■ **Task description**: Return each line of the material verbatim.

** start Extracted material **

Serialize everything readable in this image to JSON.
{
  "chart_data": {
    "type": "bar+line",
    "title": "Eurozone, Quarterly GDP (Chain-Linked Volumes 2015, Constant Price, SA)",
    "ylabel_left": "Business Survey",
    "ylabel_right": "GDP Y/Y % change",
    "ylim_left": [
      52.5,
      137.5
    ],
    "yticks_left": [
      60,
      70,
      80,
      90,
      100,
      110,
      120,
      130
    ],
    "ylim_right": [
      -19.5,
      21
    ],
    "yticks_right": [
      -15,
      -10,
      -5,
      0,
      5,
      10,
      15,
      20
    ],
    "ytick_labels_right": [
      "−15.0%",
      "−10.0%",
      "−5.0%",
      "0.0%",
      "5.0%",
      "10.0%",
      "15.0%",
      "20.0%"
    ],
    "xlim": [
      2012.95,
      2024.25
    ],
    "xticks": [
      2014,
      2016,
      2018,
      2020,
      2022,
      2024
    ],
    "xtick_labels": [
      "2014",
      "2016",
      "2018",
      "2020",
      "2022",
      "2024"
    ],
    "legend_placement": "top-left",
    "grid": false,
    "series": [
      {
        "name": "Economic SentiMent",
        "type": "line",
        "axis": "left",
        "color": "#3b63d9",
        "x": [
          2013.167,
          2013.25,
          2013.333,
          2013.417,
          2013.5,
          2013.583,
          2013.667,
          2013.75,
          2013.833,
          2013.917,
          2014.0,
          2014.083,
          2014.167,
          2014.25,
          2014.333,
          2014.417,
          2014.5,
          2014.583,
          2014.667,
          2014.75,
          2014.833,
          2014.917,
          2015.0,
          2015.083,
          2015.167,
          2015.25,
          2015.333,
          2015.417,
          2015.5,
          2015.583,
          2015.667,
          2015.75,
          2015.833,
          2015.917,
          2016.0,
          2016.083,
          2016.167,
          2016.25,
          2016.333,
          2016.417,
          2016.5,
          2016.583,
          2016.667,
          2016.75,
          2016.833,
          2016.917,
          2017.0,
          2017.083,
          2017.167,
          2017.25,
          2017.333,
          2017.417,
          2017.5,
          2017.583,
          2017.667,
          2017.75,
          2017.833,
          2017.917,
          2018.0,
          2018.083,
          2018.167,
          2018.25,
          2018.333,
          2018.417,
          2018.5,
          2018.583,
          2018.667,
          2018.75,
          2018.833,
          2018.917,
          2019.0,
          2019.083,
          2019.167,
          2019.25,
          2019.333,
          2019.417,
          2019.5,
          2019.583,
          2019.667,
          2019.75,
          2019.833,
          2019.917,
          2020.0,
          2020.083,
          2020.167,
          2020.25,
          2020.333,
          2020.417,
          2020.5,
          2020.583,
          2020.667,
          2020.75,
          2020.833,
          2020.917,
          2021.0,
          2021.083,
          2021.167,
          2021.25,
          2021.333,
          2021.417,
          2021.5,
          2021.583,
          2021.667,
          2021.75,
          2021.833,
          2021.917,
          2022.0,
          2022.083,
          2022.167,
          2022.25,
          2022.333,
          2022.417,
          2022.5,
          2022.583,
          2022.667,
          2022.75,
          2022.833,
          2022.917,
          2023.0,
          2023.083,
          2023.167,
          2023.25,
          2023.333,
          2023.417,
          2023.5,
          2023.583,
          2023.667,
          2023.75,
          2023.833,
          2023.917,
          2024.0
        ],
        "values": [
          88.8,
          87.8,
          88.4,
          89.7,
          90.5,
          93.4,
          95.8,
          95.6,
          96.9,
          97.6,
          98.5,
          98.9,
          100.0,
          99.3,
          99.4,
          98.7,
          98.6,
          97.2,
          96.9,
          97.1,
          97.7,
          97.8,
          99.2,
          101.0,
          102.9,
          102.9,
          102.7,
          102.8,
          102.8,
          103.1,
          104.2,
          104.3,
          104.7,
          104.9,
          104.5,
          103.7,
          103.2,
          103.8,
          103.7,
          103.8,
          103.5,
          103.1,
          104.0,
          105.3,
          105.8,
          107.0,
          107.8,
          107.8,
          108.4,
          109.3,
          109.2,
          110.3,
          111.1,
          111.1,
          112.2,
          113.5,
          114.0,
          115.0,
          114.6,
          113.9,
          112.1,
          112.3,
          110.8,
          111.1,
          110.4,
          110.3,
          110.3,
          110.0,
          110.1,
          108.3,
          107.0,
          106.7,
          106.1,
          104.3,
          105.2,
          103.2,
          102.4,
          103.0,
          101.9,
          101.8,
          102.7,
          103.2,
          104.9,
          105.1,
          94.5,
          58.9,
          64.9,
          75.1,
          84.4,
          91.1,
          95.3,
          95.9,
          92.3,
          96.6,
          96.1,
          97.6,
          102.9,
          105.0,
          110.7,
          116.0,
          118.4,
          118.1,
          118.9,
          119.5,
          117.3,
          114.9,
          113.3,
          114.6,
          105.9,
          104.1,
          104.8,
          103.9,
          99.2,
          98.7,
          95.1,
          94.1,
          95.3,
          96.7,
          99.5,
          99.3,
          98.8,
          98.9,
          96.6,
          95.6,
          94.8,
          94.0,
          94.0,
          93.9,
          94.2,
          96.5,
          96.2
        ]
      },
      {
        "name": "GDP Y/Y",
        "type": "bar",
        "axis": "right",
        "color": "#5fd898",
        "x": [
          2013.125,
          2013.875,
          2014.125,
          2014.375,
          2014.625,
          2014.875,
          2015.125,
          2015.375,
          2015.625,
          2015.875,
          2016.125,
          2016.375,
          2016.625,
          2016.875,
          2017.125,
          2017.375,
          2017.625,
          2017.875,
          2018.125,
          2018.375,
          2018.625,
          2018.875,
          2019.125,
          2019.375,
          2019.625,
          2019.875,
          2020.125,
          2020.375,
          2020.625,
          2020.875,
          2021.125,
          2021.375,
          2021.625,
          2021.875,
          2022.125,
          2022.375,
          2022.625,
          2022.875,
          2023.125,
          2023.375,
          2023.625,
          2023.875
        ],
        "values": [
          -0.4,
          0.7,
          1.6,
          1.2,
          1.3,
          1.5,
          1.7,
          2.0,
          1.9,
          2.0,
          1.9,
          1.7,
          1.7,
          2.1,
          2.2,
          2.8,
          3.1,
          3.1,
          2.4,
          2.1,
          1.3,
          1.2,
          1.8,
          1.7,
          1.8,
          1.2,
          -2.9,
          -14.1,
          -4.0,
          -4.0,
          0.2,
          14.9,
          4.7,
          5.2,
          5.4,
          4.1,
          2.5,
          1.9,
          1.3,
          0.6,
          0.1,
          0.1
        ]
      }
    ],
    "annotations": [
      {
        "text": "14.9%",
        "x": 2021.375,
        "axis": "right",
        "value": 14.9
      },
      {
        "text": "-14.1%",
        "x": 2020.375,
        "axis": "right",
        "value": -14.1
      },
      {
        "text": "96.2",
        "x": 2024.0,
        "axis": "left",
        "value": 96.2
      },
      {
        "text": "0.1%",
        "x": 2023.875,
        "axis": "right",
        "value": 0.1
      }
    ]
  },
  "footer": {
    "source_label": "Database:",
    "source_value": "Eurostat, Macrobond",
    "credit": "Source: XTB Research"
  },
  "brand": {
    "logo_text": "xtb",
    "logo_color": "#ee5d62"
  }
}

** end Extracted material **

■ **Result**:
Serialize everything readable in this image to JSON.
{
  "chart_data": {
    "type": "bar+line",
    "title": "Eurozone, Quarterly GDP (Chain-Linked Volumes 2015, Constant Price, SA)",
    "ylabel_left": "Business Survey",
    "ylabel_right": "GDP Y/Y % change",
    "ylim_left": [
      52.5,
      137.5
    ],
    "yticks_left": [
      60,
      70,
      80,
      90,
      100,
      110,
      120,
      130
    ],
    "ylim_right": [
      -19.5,
      21
    ],
    "yticks_right": [
      -15,
      -10,
      -5,
      0,
      5,
      10,
      15,
      20
    ],
    "ytick_labels_right": [
      "−15.0%",
      "−10.0%",
      "−5.0%",
      "0.0%",
      "5.0%",
      "10.0%",
      "15.0%",
      "20.0%"
    ],
    "xlim": [
      2012.95,
      2024.25
    ],
    "xticks": [
      2014,
      2016,
      2018,
      2020,
      2022,
      2024
    ],
    "xtick_labels": [
      "2014",
      "2016",
      "2018",
      "2020",
      "2022",
      "2024"
    ],
    "legend_placement": "top-left",
    "grid": false,
    "series": [
      {
        "name": "Economic SentiMent",
        "type": "line",
        "axis": "left",
        "color": "#3b63d9",
        "x": [
          2013.167,
          2013.25,
          2013.333,
          2013.417,
          2013.5,
          2013.583,
          2013.667,
          2013.75,
          2013.833,
          2013.917,
          2014.0,
          2014.083,
          2014.167,
          2014.25,
          2014.333,
          2014.417,
          2014.5,
          2014.583,
          2014.667,
          2014.75,
          2014.833,
          2014.917,
          2015.0,
          2015.083,
          2015.167,
          2015.25,
          2015.333,
          2015.417,
          2015.5,
          2015.583,
          2015.667,
          2015.75,
          2015.833,
          2015.917,
          2016.0,
          2016.083,
          2016.167,
          2016.25,
          2016.333,
          2016.417,
          2016.5,
          2016.583,
          2016.667,
          2016.75,
          2016.833,
          2016.917,
          2017.0,
          2017.083,
          2017.167,
          2017.25,
          2017.333,
          2017.417,
          2017.5,
          2017.583,
          2017.667,
          2017.75,
          2017.833,
          2017.917,
          2018.0,
          2018.083,
          2018.167,
          2018.25,
          2018.333,
          2018.417,
          2018.5,
          2018.583,
          2018.667,
          2018.75,
          2018.833,
          2018.917,
          2019.0,
          2019.083,
          2019.167,
          2019.25,
          2019.333,
          2019.417,
          2019.5,
          2019.583,
          2019.667,
          2019.75,
          2019.833,
          2019.917,
          2020.0,
          2020.083,
          2020.167,
          2020.25,
          2020.333,
          2020.417,
          2020.5,
          2020.583,
          2020.667,
          2020.75,
          2020.833,
          2020.917,
          2021.0,
          2021.083,
          2021.167,
          2021.25,
          2021.333,
          2021.417,
          2021.5,
          2021.583,
          2021.667,
          2021.75,
          2021.833,
          2021.917,
          2022.0,
          2022.083,
          2022.167,
          2022.25,
          2022.333,
          2022.417,
          2022.5,
          2022.583,
          2022.667,
          2022.75,
          2022.833,
          2022.917,
          2023.0,
          2023.083,
          2023.167,
          2023.25,
          2023.333,
          2023.417,
          2023.5,
          2023.583,
          2023.667,
          2023.75,
          2023.833,
          2023.917,
          2024.0
        ],
        "values": [
          88.8,
          87.8,
          88.4,
          89.7,
          90.5,
          93.4,
          95.8,
          95.6,
          96.9,
          97.6,
          98.5,
          98.9,
          100.0,
          99.3,
          99.4,
          98.7,
          98.6,
          97.2,
          96.9,
          97.1,
          97.7,
          97.8,
          99.2,
          101.0,
          102.9,
          102.9,
          102.7,
          102.8,
          102.8,
          103.1,
          104.2,
          104.3,
          104.7,
          104.9,
          104.5,
          103.7,
          103.2,
          103.8,
          103.7,
          103.8,
          103.5,
          103.1,
          104.0,
          105.3,
          105.8,
          107.0,
          107.8,
          107.8,
          108.4,
          109.3,
          109.2,
          110.3,
          111.1,
          111.1,
          112.2,
          113.5,
          114.0,
          115.0,
          114.6,
          113.9,
          112.1,
          112.3,
          110.8,
          111.1,
          110.4,
          110.3,
          110.3,
          110.0,
          110.1,
          108.3,
          107.0,
          106.7,
          106.1,
          104.3,
          105.2,
          103.2,
          102.4,
          103.0,
          101.9,
          101.8,
          102.7,
          103.2,
          104.9,
          105.1,
          94.5,
          58.9,
          64.9,
          75.1,
          84.4,
          91.1,
          95.3,
          95.9,
          92.3,
          96.6,
          96.1,
          97.6,
          102.9,
          105.0,
          110.7,
          116.0,
          118.4,
          118.1,
          118.9,
          119.5,
          117.3,
          114.9,
          113.3,
          114.6,
          105.9,
          104.1,
          104.8,
          103.9,
          99.2,
          98.7,
          95.1,
          94.1,
          95.3,
          96.7,
          99.5,
          99.3,
          98.8,
          98.9,
          96.6,
          95.6,
          94.8,
          94.0,
          94.0,
          93.9,
          94.2,
          96.5,
          96.2
        ]
      },
      {
        "name": "GDP Y/Y",
        "type": "bar",
        "axis": "right",
        "color": "#5fd898",
        "x": [
          2013.125,
          2013.875,
          2014.125,
          2014.375,
          2014.625,
          2014.875,
          2015.125,
          2015.375,
          2015.625,
          2015.875,
          2016.125,
          2016.375,
          2016.625,
          2016.875,
          2017.125,
          2017.375,
          2017.625,
          2017.875,
          2018.125,
          2018.375,
          2018.625,
          2018.875,
          2019.125,
          2019.375,
          2019.625,
          2019.875,
          2020.125,
          2020.375,
          2020.625,
          2020.875,
          2021.125,
          2021.375,
          2021.625,
          2021.875,
          2022.125,
          2022.375,
          2022.625,
          2022.875,
          2023.125,
          2023.375,
          2023.625,
          2023.875
        ],
        "values": [
          -0.4,
          0.7,
          1.6,
          1.2,
          1.3,
          1.5,
          1.7,
          2.0,
          1.9,
          2.0,
          1.9,
          1.7,
          1.7,
          2.1,
          2.2,
          2.8,
          3.1,
          3.1,
          2.4,
          2.1,
          1.3,
          1.2,
          1.8,
          1.7,
          1.8,
          1.2,
          -2.9,
          -14.1,
          -4.0,
          -4.0,
          0.2,
          14.9,
          4.7,
          5.2,
          5.4,
          4.1,
          2.5,
          1.9,
          1.3,
          0.6,
          0.1,
          0.1
        ]
      }
    ],
    "annotations": [
      {
        "text": "14.9%",
        "x": 2021.375,
        "axis": "right",
        "value": 14.9
      },
      {
        "text": "-14.1%",
        "x": 2020.375,
        "axis": "right",
        "value": -14.1
      },
      {
        "text": "96.2",
        "x": 2024.0,
        "axis": "left",
        "value": 96.2
      },
      {
        "text": "0.1%",
        "x": 2023.875,
        "axis": "right",
        "value": 0.1
      }
    ]
  },
  "footer": {
    "source_label": "Database:",
    "source_value": "Eurostat, Macrobond",
    "credit": "Source: XTB Research"
  },
  "brand": {
    "logo_text": "xtb",
    "logo_color": "#ee5d62"
  }
}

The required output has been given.